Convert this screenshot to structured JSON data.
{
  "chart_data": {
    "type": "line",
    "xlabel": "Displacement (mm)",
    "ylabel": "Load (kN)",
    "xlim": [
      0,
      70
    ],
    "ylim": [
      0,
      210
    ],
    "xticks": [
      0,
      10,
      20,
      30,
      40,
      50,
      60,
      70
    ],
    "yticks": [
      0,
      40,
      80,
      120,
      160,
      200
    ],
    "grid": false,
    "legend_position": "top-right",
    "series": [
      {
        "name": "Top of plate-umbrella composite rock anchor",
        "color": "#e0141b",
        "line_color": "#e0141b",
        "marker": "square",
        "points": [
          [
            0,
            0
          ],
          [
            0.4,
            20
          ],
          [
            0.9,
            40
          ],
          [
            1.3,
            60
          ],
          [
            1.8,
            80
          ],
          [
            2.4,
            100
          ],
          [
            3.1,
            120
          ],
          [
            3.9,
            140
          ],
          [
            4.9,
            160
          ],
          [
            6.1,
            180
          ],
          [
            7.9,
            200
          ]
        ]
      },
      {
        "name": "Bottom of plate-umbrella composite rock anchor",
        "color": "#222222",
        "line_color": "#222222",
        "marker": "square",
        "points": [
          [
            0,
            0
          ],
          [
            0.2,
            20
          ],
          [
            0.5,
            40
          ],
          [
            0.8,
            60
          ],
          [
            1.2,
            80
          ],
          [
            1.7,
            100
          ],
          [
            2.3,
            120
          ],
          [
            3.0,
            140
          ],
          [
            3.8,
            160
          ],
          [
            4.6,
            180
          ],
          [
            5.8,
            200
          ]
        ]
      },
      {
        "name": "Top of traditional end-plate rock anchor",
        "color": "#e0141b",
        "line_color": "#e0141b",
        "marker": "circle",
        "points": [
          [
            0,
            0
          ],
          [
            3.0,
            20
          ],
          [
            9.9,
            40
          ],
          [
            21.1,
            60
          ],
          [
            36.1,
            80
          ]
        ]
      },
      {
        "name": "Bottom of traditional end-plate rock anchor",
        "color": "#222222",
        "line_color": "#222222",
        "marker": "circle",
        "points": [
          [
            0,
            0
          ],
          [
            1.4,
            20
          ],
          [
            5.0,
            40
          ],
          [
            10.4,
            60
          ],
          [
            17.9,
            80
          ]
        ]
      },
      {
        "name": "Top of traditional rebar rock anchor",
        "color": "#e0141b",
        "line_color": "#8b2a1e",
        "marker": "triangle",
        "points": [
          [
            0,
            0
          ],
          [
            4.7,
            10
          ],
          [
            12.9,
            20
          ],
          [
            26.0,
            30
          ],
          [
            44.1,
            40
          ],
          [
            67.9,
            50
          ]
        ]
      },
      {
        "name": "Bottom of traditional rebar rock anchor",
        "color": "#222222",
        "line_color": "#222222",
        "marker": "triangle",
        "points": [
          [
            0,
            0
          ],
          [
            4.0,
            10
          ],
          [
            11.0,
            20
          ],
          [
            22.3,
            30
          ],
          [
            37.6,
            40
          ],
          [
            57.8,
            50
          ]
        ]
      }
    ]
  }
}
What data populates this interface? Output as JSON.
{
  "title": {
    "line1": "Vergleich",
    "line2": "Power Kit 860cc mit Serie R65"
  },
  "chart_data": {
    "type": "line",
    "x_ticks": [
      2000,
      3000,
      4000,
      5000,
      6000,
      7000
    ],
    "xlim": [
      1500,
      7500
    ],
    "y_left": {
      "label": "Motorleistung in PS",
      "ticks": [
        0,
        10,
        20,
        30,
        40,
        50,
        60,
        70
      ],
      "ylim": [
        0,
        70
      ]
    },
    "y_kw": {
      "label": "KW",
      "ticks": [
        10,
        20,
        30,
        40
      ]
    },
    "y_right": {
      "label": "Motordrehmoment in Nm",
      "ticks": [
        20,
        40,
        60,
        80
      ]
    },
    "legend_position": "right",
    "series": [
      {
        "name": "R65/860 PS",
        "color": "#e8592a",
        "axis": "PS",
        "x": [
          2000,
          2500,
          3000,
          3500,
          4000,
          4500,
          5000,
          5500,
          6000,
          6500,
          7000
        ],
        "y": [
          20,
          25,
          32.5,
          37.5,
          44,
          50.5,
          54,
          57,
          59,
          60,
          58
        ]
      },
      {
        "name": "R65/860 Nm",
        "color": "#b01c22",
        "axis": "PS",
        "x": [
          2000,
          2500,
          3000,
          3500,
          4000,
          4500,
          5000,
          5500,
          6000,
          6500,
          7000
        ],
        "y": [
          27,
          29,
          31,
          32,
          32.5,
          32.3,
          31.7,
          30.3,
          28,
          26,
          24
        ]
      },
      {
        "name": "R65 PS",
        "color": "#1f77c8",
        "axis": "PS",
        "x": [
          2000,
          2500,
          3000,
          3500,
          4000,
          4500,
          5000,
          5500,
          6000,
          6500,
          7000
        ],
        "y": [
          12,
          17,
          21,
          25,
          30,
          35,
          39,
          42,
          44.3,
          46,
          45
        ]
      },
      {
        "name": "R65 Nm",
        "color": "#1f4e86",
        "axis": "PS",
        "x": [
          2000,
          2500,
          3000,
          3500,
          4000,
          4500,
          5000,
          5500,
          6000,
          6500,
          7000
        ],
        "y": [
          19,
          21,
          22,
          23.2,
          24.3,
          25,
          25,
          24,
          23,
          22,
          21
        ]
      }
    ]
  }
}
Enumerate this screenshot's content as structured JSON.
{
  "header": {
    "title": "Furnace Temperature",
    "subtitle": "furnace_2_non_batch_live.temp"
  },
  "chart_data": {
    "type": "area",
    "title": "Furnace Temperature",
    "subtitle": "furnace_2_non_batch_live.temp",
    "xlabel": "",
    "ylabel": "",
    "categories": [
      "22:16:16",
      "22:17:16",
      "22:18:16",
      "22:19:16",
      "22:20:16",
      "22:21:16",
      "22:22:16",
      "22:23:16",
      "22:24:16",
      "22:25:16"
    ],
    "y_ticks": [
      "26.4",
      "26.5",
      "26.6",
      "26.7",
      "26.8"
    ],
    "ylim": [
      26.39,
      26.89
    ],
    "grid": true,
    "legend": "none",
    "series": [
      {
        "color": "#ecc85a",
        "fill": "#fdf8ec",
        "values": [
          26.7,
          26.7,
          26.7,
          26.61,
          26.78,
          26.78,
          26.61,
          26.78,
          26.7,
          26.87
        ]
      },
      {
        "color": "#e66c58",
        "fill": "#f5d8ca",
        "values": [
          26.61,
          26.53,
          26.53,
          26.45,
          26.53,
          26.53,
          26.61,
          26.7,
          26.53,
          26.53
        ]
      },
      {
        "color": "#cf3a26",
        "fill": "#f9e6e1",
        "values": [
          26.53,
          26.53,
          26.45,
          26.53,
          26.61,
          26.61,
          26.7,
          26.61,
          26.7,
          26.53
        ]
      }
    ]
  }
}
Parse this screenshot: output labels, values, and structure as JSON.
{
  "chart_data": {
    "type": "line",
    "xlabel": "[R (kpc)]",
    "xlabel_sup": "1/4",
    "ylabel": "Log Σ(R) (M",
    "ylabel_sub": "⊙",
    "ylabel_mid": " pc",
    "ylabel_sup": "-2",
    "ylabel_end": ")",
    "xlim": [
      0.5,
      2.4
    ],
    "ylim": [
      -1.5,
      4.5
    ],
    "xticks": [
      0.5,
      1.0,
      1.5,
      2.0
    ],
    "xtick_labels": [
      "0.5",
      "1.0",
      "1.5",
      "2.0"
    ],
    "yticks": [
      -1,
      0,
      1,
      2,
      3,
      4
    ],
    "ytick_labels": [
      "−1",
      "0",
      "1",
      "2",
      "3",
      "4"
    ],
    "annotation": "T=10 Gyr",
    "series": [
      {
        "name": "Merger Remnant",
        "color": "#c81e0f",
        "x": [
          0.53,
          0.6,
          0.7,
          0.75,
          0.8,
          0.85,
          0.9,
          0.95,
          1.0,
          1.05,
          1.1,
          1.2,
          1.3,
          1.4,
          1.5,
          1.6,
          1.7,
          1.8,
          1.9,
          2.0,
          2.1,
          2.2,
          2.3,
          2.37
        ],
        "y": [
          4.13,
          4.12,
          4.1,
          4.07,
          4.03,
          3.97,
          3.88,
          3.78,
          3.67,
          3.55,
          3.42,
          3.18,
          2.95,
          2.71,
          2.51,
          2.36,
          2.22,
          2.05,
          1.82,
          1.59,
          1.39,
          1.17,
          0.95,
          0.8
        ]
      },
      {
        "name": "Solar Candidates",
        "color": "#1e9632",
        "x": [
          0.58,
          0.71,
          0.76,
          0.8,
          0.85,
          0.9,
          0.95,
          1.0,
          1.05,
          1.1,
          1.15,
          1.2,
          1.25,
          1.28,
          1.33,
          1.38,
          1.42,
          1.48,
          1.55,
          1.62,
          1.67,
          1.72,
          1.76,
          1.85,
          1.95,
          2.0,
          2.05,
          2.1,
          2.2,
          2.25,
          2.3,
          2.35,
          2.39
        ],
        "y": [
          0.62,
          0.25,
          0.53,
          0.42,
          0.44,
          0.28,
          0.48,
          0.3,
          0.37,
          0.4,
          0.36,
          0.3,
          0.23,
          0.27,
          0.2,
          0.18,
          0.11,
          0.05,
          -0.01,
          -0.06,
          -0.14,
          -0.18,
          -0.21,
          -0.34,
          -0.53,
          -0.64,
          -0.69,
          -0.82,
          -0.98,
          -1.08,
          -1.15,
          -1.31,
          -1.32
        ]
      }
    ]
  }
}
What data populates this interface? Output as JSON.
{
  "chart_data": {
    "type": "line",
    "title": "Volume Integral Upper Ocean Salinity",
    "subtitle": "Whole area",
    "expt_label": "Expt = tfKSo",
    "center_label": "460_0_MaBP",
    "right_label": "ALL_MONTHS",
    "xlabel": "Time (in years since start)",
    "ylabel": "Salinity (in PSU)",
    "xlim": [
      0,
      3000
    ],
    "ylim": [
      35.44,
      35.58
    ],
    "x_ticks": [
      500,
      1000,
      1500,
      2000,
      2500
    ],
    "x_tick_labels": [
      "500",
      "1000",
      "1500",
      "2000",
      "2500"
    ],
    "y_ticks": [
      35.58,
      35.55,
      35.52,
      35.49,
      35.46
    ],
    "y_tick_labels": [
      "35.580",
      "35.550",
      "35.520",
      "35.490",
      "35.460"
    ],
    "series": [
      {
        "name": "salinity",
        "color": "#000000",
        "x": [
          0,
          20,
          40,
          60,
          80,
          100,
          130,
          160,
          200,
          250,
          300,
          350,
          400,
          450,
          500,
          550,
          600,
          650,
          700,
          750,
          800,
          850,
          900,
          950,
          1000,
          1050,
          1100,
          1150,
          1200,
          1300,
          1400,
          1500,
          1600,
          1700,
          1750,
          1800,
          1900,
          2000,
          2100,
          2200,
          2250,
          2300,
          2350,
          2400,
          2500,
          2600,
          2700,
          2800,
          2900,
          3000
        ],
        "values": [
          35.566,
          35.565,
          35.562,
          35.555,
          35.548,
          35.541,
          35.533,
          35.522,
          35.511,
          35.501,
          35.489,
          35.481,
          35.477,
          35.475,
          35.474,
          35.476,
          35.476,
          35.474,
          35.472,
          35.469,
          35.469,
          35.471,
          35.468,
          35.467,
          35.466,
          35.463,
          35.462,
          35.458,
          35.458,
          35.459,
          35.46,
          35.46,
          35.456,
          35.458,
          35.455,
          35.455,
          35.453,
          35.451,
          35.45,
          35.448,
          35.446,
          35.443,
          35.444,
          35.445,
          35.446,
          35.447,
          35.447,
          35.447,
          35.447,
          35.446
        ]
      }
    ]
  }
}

— The problem —
In the entries above, identify every line with the string "umbrella".

— Finished answer —
        "name": "Top of plate-umbrella composite rock anchor",
        "name": "Bottom of plate-umbrella composite rock anchor",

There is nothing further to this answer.